» AIM
Give the number of lines holding the string "this", and nothing else.

────────────────────

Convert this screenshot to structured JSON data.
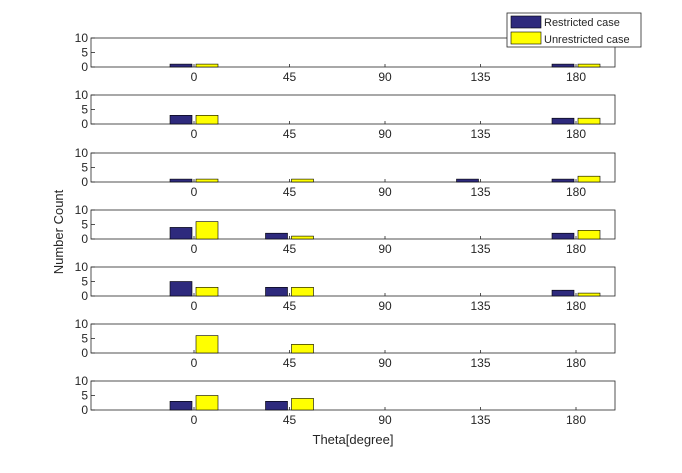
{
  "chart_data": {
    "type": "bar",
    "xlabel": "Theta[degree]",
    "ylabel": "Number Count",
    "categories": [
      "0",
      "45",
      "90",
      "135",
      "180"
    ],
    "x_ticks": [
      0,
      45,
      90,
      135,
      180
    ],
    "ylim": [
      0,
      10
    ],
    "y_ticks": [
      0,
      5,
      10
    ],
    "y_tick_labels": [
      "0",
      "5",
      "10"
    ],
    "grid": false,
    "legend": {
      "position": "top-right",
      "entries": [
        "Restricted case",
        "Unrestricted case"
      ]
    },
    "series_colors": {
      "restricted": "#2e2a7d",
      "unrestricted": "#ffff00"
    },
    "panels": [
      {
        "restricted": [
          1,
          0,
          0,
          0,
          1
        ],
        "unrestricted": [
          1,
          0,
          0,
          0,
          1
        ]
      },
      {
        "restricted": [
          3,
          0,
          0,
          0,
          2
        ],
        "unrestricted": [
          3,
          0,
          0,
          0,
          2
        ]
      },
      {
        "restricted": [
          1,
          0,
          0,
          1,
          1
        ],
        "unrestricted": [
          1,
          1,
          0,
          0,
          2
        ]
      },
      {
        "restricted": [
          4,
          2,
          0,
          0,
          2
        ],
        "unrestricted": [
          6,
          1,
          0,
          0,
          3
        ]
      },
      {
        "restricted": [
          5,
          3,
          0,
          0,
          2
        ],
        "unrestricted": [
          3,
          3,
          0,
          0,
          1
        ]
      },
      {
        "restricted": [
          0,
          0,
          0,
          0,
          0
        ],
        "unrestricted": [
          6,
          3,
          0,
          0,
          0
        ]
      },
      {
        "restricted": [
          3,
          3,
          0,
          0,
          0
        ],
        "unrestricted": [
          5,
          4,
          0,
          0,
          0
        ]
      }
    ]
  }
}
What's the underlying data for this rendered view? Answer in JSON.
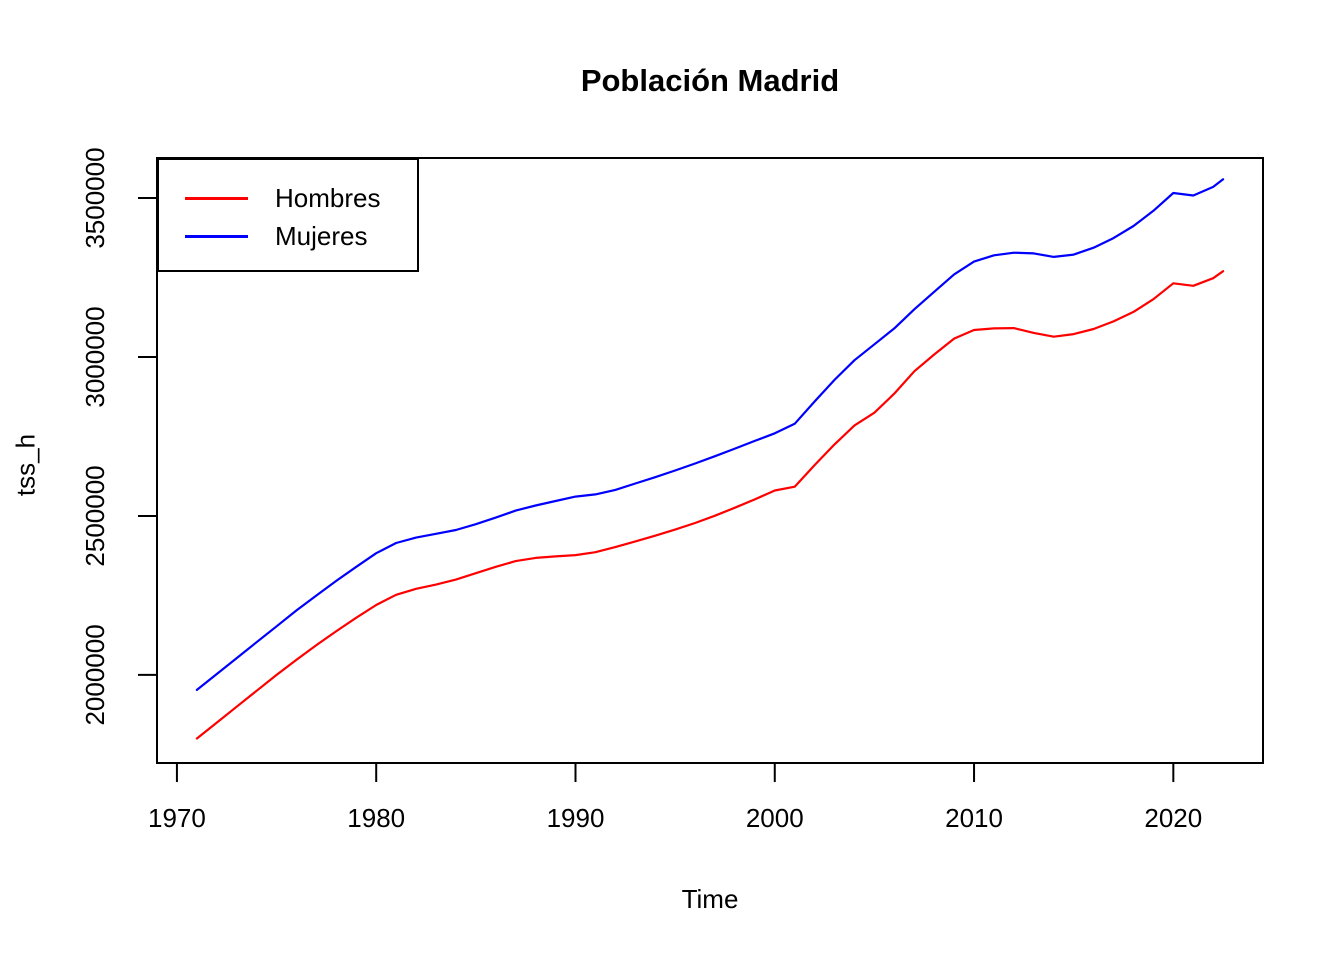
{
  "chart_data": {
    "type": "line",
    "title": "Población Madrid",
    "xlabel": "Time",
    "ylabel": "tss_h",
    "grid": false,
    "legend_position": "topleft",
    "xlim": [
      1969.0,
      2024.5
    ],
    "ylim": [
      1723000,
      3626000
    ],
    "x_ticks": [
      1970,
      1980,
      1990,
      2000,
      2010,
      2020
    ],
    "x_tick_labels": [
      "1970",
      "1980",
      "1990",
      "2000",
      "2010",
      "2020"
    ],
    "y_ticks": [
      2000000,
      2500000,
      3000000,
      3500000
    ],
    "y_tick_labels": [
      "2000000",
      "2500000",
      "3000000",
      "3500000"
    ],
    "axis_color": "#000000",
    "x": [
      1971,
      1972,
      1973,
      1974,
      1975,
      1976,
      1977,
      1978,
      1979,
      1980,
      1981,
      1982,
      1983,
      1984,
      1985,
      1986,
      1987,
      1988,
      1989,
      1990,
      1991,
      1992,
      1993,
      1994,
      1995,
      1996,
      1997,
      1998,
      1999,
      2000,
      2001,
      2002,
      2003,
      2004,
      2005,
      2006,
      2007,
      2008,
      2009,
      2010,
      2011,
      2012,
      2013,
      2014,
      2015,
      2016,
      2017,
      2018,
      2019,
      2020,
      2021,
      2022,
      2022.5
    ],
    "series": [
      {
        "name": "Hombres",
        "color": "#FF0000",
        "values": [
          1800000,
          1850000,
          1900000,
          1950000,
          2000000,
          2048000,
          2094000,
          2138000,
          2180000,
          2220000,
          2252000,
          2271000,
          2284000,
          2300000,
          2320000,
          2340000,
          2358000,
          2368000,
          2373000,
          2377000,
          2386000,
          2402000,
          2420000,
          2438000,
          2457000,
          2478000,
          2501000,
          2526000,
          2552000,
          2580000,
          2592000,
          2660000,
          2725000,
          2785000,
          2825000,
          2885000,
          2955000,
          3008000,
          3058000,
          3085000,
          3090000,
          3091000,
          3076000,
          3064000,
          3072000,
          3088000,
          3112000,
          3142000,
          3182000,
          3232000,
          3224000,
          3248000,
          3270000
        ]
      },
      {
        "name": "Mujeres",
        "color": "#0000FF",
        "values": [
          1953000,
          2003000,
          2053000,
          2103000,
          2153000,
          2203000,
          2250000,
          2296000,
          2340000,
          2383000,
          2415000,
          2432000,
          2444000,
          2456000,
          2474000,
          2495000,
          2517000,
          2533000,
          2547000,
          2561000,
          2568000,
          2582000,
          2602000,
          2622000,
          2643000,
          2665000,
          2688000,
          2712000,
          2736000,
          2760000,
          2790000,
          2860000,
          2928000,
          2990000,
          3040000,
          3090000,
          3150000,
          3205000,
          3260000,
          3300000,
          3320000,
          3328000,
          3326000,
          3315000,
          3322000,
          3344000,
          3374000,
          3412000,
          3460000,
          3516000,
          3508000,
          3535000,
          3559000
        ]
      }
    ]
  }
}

────────────────────

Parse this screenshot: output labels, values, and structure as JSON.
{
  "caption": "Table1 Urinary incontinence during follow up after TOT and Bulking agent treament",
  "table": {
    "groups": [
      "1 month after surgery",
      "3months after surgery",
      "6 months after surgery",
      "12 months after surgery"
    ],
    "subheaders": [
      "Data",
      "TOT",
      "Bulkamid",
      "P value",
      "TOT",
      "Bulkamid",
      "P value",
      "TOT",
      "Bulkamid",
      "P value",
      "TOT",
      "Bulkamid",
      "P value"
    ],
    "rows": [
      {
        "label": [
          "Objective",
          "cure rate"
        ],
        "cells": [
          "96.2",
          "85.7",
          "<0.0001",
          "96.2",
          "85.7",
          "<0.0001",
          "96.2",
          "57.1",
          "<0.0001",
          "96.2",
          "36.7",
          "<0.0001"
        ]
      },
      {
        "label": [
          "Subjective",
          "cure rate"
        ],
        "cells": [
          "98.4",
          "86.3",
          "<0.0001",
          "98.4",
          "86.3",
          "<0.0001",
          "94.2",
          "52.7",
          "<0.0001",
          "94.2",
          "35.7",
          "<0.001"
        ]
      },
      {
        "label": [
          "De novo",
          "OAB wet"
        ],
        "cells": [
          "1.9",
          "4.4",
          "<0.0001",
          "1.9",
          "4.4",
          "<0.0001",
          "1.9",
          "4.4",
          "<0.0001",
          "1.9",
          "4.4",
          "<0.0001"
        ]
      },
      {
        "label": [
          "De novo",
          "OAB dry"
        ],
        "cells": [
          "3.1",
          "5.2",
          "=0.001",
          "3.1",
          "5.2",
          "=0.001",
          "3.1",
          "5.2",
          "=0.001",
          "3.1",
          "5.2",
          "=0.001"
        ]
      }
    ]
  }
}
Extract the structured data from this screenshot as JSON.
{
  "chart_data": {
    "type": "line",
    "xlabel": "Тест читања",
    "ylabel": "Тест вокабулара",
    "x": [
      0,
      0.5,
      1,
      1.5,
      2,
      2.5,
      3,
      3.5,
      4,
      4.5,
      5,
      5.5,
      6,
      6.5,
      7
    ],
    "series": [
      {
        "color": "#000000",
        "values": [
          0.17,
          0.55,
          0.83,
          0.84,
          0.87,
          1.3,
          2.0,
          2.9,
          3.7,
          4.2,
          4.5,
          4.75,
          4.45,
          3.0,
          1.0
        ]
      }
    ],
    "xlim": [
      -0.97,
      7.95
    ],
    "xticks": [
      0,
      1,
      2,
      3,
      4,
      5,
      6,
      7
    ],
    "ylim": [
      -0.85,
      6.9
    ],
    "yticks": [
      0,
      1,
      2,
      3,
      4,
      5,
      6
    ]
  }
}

────────────────────

» EXERCISE OUTPUT
4